Aim of the task: Rewrite the lines from the one with "Annotate this image: element" up to and including the one with "719, 1106, 760]" as a numbered list, leaving out blank lines.

[Collected data]
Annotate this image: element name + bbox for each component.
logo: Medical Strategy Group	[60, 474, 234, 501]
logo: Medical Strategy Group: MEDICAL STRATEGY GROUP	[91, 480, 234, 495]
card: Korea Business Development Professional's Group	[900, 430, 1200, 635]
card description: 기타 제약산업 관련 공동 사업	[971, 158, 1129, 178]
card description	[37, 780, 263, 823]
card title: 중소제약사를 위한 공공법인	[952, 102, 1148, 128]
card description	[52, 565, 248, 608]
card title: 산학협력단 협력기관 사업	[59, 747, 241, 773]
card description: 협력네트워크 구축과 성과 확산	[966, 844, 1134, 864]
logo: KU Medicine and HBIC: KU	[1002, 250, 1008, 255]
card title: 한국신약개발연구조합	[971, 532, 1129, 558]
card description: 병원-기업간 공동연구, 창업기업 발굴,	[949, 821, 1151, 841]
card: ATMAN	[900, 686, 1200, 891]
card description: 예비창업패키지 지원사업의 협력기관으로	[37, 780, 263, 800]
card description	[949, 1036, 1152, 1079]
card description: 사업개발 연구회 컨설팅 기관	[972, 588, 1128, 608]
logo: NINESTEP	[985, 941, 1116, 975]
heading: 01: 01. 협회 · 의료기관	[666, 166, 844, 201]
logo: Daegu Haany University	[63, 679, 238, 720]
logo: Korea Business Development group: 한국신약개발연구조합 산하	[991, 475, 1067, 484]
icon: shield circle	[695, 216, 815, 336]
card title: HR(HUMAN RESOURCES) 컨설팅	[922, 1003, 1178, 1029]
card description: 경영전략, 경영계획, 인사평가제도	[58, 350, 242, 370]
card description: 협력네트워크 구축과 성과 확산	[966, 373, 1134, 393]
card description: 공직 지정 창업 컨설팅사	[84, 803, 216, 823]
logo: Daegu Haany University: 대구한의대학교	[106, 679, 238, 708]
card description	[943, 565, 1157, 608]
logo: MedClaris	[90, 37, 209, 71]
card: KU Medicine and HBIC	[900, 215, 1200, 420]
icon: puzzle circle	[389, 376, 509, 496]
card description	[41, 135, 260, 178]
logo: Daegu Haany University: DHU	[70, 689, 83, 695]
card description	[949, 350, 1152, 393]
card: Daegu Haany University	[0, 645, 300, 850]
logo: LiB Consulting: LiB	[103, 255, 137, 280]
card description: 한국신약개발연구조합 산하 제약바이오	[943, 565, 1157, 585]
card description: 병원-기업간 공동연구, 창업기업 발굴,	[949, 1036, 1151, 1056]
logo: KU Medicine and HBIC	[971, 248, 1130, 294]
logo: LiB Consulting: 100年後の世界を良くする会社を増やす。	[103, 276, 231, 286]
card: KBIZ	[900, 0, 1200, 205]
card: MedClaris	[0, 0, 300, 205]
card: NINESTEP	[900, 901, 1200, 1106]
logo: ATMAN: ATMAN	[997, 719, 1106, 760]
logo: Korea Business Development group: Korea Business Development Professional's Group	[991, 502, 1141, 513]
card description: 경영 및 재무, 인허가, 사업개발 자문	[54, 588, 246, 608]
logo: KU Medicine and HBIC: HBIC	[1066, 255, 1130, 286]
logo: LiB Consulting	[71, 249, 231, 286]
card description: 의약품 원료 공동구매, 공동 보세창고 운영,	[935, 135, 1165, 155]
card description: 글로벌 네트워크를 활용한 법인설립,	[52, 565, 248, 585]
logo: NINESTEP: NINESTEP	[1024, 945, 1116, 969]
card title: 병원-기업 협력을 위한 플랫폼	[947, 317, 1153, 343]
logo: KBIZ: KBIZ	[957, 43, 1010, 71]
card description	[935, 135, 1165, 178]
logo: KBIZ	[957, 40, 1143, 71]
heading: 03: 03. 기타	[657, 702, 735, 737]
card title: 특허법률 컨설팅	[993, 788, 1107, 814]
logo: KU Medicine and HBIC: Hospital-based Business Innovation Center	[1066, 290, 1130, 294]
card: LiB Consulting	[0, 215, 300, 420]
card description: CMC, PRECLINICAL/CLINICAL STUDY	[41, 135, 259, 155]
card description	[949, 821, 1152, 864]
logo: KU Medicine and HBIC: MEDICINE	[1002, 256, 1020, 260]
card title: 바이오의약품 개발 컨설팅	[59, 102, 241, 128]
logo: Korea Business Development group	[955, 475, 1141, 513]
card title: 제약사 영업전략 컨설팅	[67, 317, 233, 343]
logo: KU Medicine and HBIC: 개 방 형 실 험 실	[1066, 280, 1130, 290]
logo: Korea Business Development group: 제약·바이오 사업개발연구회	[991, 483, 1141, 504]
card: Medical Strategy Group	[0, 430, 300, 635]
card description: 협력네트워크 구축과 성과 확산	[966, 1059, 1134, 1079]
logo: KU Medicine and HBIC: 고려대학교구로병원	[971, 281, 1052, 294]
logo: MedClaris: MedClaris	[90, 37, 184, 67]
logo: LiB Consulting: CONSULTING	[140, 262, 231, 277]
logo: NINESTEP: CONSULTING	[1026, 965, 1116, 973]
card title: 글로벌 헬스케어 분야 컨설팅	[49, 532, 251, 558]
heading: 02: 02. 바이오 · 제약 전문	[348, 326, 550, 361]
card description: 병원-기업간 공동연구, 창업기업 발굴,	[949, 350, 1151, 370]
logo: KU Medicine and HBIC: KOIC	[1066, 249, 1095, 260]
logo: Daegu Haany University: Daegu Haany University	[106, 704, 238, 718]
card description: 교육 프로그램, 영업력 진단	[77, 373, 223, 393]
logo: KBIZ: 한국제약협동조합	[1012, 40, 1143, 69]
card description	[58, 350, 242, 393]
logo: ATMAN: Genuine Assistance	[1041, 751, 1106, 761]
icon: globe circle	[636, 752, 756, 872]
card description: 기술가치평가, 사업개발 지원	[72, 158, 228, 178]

* * *

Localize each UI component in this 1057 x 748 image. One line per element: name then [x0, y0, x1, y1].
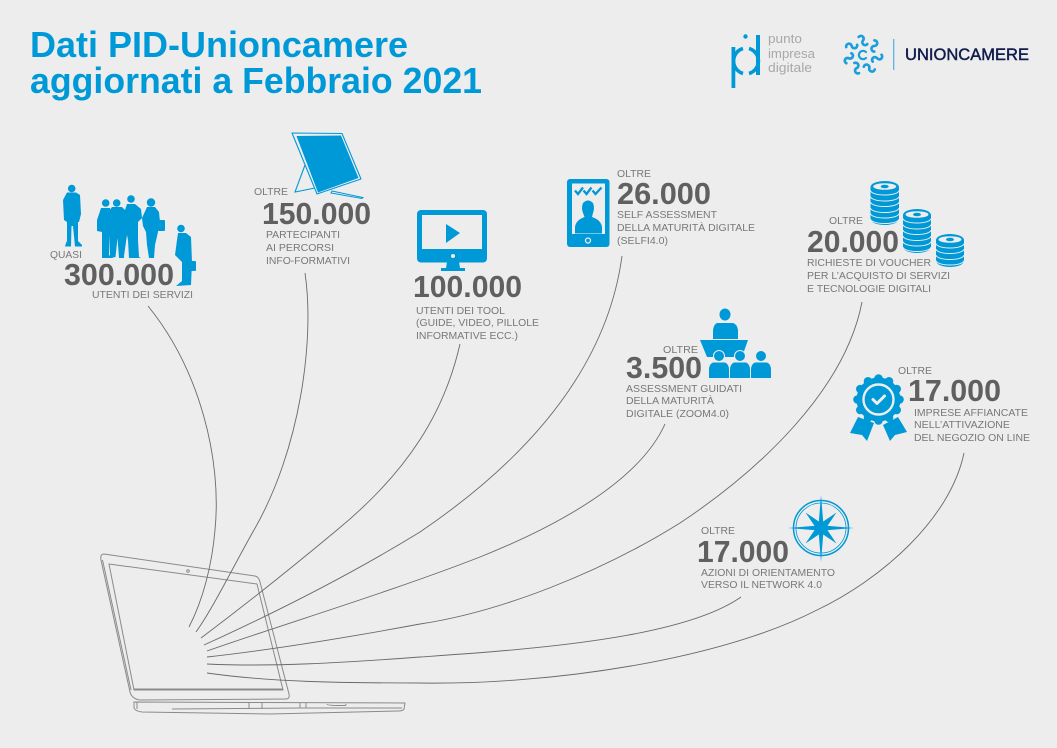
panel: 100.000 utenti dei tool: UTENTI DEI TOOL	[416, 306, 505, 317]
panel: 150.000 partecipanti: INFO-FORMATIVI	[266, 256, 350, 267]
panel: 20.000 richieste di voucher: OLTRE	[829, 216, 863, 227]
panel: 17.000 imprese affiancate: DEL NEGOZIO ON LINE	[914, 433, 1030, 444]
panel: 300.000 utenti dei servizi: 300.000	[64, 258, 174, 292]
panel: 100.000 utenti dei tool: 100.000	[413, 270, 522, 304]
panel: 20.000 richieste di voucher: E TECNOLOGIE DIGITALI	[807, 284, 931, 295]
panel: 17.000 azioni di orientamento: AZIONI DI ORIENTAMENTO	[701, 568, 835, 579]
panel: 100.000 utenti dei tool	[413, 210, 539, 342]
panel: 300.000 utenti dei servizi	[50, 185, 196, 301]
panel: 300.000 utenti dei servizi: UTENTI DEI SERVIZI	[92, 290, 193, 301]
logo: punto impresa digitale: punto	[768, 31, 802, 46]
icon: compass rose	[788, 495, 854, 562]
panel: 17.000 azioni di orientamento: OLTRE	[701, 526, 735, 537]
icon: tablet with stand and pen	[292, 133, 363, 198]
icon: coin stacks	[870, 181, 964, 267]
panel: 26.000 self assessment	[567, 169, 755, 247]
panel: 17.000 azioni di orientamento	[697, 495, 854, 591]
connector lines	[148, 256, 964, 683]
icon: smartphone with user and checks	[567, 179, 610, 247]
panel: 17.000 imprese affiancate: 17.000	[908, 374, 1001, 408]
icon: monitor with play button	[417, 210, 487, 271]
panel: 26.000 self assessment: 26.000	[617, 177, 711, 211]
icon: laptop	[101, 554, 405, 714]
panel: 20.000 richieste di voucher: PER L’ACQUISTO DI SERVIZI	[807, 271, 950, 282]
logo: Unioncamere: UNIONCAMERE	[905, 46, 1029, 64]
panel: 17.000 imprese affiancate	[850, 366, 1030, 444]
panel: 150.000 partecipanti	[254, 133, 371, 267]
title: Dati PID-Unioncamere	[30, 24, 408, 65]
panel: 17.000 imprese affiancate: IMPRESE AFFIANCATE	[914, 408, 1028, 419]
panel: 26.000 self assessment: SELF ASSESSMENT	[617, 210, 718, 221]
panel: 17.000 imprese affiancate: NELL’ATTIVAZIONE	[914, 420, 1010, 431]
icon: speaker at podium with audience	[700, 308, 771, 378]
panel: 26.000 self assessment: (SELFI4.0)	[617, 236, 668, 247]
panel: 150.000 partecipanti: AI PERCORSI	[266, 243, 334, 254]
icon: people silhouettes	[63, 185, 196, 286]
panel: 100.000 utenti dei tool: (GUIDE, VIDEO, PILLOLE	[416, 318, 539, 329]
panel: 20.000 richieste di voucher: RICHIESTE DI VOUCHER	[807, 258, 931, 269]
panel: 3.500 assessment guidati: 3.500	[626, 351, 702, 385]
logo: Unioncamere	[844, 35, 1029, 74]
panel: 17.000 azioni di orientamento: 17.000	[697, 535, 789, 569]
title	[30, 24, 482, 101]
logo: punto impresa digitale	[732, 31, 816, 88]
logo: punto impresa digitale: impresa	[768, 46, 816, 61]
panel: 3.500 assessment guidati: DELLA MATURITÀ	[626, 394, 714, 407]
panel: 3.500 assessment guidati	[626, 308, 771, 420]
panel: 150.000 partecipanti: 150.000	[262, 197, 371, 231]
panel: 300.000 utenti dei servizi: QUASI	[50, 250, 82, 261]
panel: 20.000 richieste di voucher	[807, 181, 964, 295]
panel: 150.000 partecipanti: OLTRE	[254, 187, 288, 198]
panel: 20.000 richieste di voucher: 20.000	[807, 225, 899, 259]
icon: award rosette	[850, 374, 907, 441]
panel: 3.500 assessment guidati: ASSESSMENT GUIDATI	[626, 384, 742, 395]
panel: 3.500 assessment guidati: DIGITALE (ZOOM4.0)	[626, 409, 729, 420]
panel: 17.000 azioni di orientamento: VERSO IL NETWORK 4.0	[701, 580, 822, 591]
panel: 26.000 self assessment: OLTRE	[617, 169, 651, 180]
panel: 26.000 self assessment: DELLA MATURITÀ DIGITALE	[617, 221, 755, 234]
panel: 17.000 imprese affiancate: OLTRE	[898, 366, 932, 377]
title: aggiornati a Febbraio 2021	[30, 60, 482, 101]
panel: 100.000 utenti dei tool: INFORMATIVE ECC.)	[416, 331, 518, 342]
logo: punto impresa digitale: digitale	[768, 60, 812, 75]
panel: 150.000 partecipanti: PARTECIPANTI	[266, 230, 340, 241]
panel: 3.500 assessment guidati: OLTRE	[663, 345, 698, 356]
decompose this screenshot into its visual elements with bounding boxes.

...

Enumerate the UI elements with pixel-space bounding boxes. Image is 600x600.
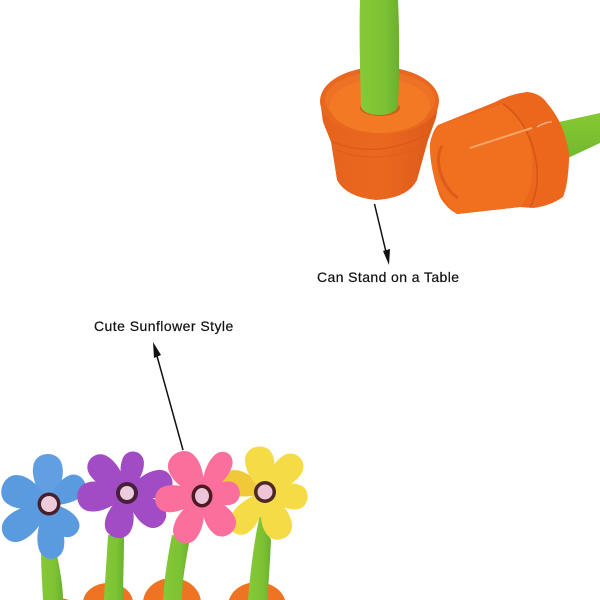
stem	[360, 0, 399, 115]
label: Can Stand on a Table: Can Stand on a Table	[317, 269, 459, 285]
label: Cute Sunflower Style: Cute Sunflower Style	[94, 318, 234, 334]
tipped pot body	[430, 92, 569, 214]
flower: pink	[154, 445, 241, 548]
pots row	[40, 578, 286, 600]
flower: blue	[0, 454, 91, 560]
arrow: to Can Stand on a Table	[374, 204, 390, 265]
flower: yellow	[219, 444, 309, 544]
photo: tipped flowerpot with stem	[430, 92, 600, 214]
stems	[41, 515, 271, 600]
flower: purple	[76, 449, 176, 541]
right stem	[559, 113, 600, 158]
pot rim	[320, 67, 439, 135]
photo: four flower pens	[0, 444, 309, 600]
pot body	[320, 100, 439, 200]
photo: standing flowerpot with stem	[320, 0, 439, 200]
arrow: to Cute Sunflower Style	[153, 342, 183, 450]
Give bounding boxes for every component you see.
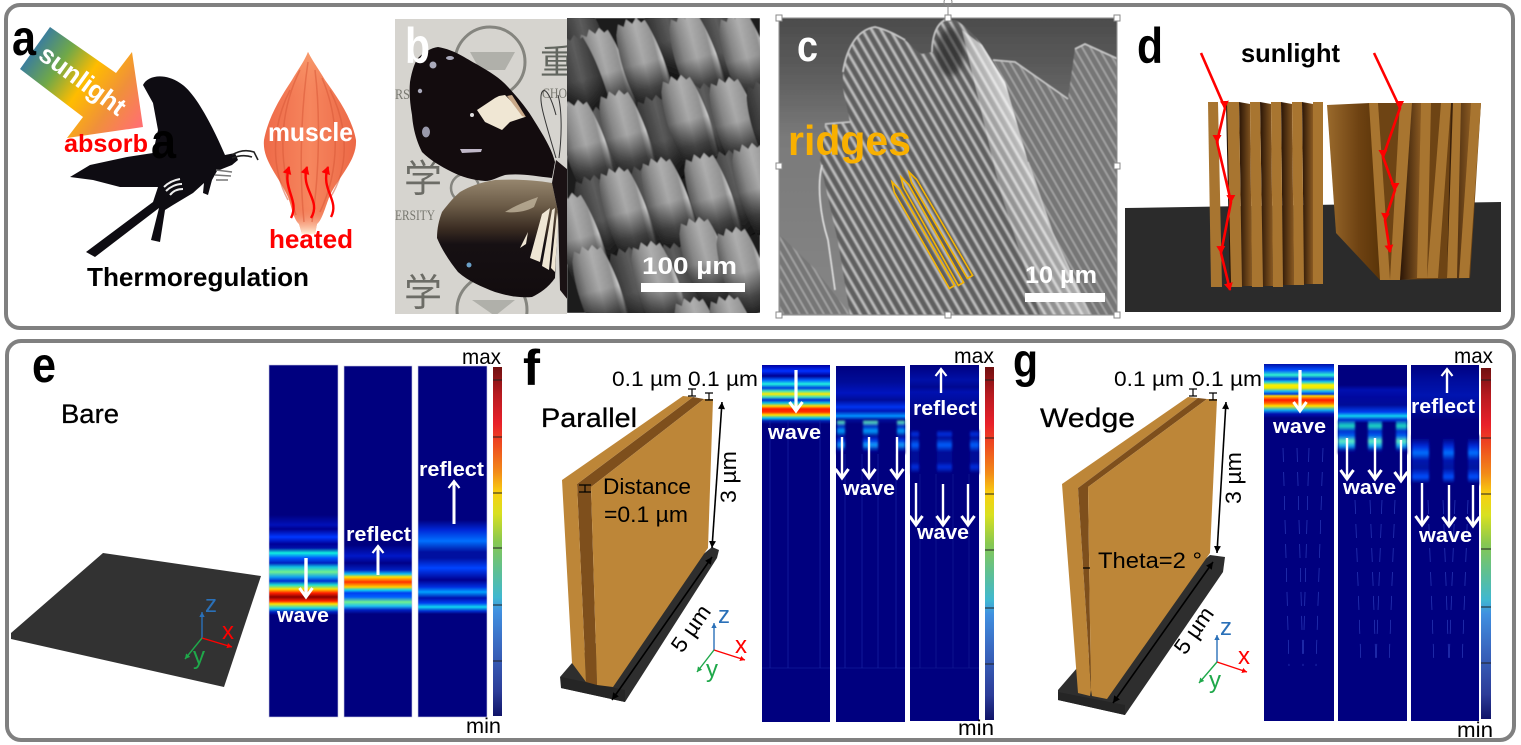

Response below:
1. Annotate this image: element name + bbox for each component.
2. logo: Medical Strategy Group	[60, 474, 234, 501]
3. logo: Medical Strategy Group: MEDICAL STRATEGY GROUP	[91, 480, 234, 495]
4. card: Korea Business Development Professional's Group	[900, 430, 1200, 635]
5. card description: 기타 제약산업 관련 공동 사업	[971, 158, 1129, 178]
6. card description	[37, 780, 263, 823]
7. card title: 중소제약사를 위한 공공법인	[952, 102, 1148, 128]
8. card description	[52, 565, 248, 608]
9. card title: 산학협력단 협력기관 사업	[59, 747, 241, 773]
10. card description: 협력네트워크 구축과 성과 확산	[966, 844, 1134, 864]
11. logo: KU Medicine and HBIC: KU	[1002, 250, 1008, 255]
12. card title: 한국신약개발연구조합	[971, 532, 1129, 558]
13. card description: 병원-기업간 공동연구, 창업기업 발굴,	[949, 821, 1151, 841]
14. card: ATMAN	[900, 686, 1200, 891]
15. card description: 예비창업패키지 지원사업의 협력기관으로	[37, 780, 263, 800]
16. card description	[949, 1036, 1152, 1079]
17. card description: 사업개발 연구회 컨설팅 기관	[972, 588, 1128, 608]
18. logo: NINESTEP	[985, 941, 1116, 975]
19. heading: 01: 01. 협회 · 의료기관	[666, 166, 844, 201]
20. logo: Daegu Haany University	[63, 679, 238, 720]
21. logo: Korea Business Development group: 한국신약개발연구조합 산하	[991, 475, 1067, 484]
22. icon: shield circle	[695, 216, 815, 336]
23. card title: HR(HUMAN RESOURCES) 컨설팅	[922, 1003, 1178, 1029]
24. card description: 경영전략, 경영계획, 인사평가제도	[58, 350, 242, 370]
25. card description: 협력네트워크 구축과 성과 확산	[966, 373, 1134, 393]
26. card description: 공직 지정 창업 컨설팅사	[84, 803, 216, 823]
27. logo: Daegu Haany University: 대구한의대학교	[106, 679, 238, 708]
28. card description	[943, 565, 1157, 608]
29. logo: MedClaris	[90, 37, 209, 71]
30. card: KU Medicine and HBIC	[900, 215, 1200, 420]
31. icon: puzzle circle	[389, 376, 509, 496]
32. card description	[41, 135, 260, 178]
33. logo: Daegu Haany University: DHU	[70, 689, 83, 695]
34. card description	[949, 350, 1152, 393]
35. card: Daegu Haany University	[0, 645, 300, 850]
36. logo: LiB Consulting: LiB	[103, 255, 137, 280]
37. card description: 한국신약개발연구조합 산하 제약바이오	[943, 565, 1157, 585]
38. card description: 병원-기업간 공동연구, 창업기업 발굴,	[949, 1036, 1151, 1056]
39. logo: KU Medicine and HBIC	[971, 248, 1130, 294]
40. logo: LiB Consulting: 100年後の世界を良くする会社を増やす。	[103, 276, 231, 286]
41. card: KBIZ	[900, 0, 1200, 205]
42. card: MedClaris	[0, 0, 300, 205]
43. card: NINESTEP	[900, 901, 1200, 1106]
44. logo: ATMAN: ATMAN	[997, 719, 1106, 760]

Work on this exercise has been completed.